> _EXERCISE_
Pick out every line of the material below that contains the string "stripes", and copy each one. Case counts.

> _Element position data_
====
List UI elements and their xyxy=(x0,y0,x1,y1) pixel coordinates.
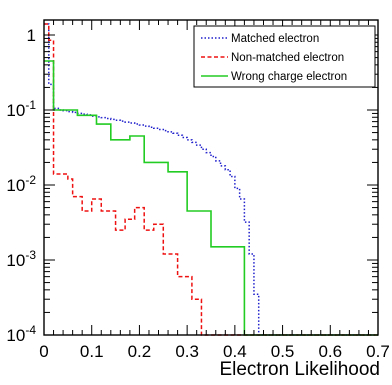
legend-items: Matched electron Non-matched electron Wron… xyxy=(201,33,347,83)
x-tick-label: 0.7 xyxy=(366,342,390,361)
x-tick-label: 0.2 xyxy=(128,342,152,361)
x-tick-label: 0.5 xyxy=(271,342,295,361)
y-tick-label: 10-4 xyxy=(6,323,36,345)
y-tick-label: 10-3 xyxy=(6,248,36,270)
y-tick-label: 10-2 xyxy=(6,173,36,195)
legend-label: Non-matched electron xyxy=(231,52,344,64)
x-tick-label: 0.4 xyxy=(223,342,247,361)
legend-label: Matched electron xyxy=(231,33,319,45)
legend-label: Wrong charge electron xyxy=(231,71,347,83)
y-tick-label: 10-1 xyxy=(6,98,36,120)
x-tick-label: 0 xyxy=(39,342,48,361)
x-tick-label: 0.3 xyxy=(175,342,199,361)
legend: Matched electron Non-matched electron Wron… xyxy=(193,25,376,88)
plot-frame xyxy=(43,19,379,336)
x-axis-title: Electron Likelihood xyxy=(219,359,380,380)
y-tick-labels: 1 10-1 10-2 10-3 10-4 xyxy=(6,26,36,345)
x-tick-labels: 0 0.1 0.2 0.3 0.4 0.5 0.6 0.7 xyxy=(39,342,390,361)
y-tick-label: 1 xyxy=(27,26,36,45)
x-tick-label: 0.1 xyxy=(80,342,104,361)
x-tick-label: 0.6 xyxy=(318,342,342,361)
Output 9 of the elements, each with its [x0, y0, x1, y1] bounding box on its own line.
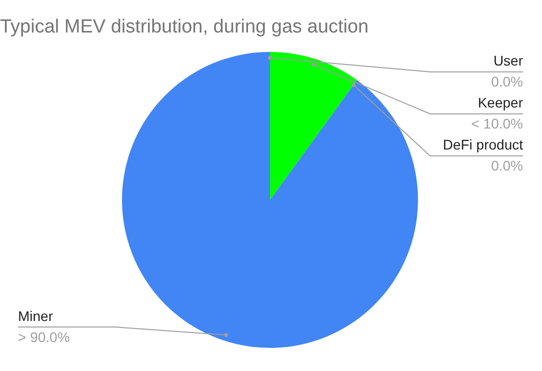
- category-label: DeFi product: [442, 136, 523, 153]
- slice-label: Miner: [18, 308, 54, 324]
- slice-label: Keeper: [478, 94, 524, 111]
- text: 0.0%: [491, 158, 523, 174]
- category-label: User: [493, 52, 523, 69]
- data-label: < 10.0%: [471, 116, 523, 132]
- chart-title: Typical MEV distribution, during gas auction: [0, 16, 369, 38]
- data-label: > 90.0%: [18, 328, 70, 345]
- text: 0.0%: [491, 74, 523, 90]
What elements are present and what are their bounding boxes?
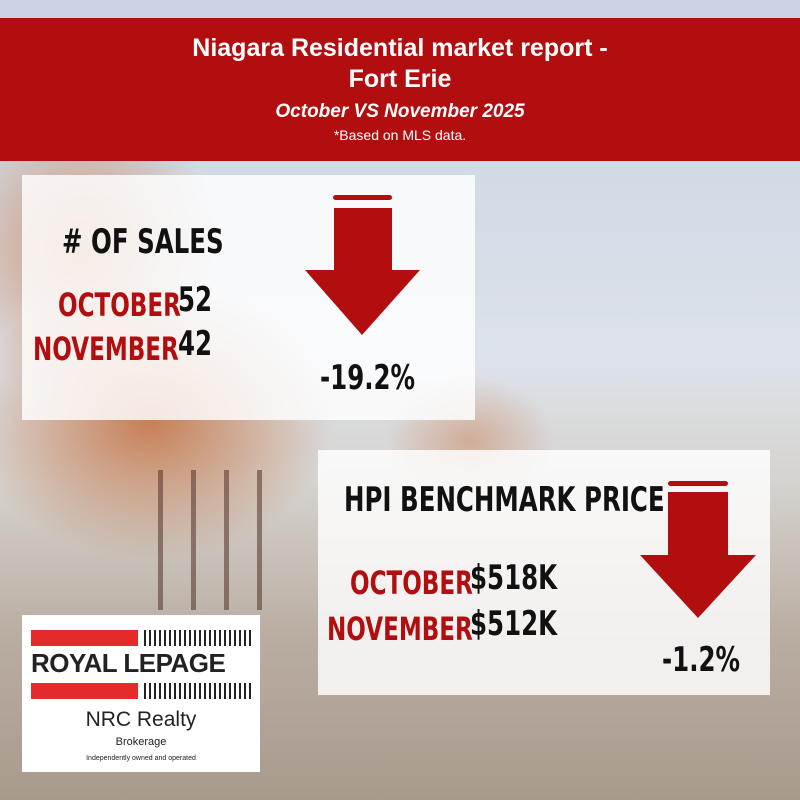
sales-oct-value: 52 xyxy=(178,280,213,320)
hpi-nov-label: NOVEMBER xyxy=(327,610,473,648)
sales-oct-label: OCTOBER xyxy=(58,286,181,324)
report-title: Niagara Residential market report - Fort … xyxy=(0,33,800,95)
hpi-oct-label: OCTOBER xyxy=(350,564,473,602)
tree-trunks xyxy=(130,470,280,610)
title-line-2: Fort Erie xyxy=(348,65,452,93)
logo-office: NRC Realty xyxy=(85,708,197,731)
sales-title: # OF SALES xyxy=(62,222,224,262)
logo-red-bar-top xyxy=(31,630,138,646)
royal-lepage-logo: ROYAL LEPAGE NRC Realty Brokerage Indepe… xyxy=(22,615,260,772)
down-arrow-icon xyxy=(640,481,756,618)
hpi-nov-value: $512K xyxy=(470,604,558,644)
header-banner: Niagara Residential market report - Fort … xyxy=(0,18,800,161)
sales-nov-label: NOVEMBER xyxy=(33,330,179,368)
sales-change: -19.2% xyxy=(320,358,416,398)
sales-panel xyxy=(22,175,475,420)
logo-brand: ROYAL LEPAGE xyxy=(31,648,226,678)
sales-nov-value: 42 xyxy=(178,324,213,364)
title-line-1: Niagara Residential market report - xyxy=(192,34,608,62)
logo-red-bar-bottom xyxy=(31,683,138,699)
hpi-oct-value: $518K xyxy=(470,558,558,598)
logo-stripes-top xyxy=(144,630,252,646)
logo-tagline: Independently owned and operated xyxy=(86,755,196,762)
hpi-change: -1.2% xyxy=(662,640,741,680)
logo-stripes-bottom xyxy=(144,683,252,699)
data-note: *Based on MLS data. xyxy=(333,127,467,143)
report-subtitle: October VS November 2025 xyxy=(275,101,525,122)
logo-type: Brokerage xyxy=(115,736,167,748)
hpi-title: HPI BENCHMARK PRICE xyxy=(344,480,665,520)
down-arrow-icon xyxy=(305,195,420,335)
====
> _OUTPUT FOR THIS EXERCISE_
logo-stripes-top xyxy=(144,630,252,646)
logo-stripes-bottom xyxy=(144,683,252,699)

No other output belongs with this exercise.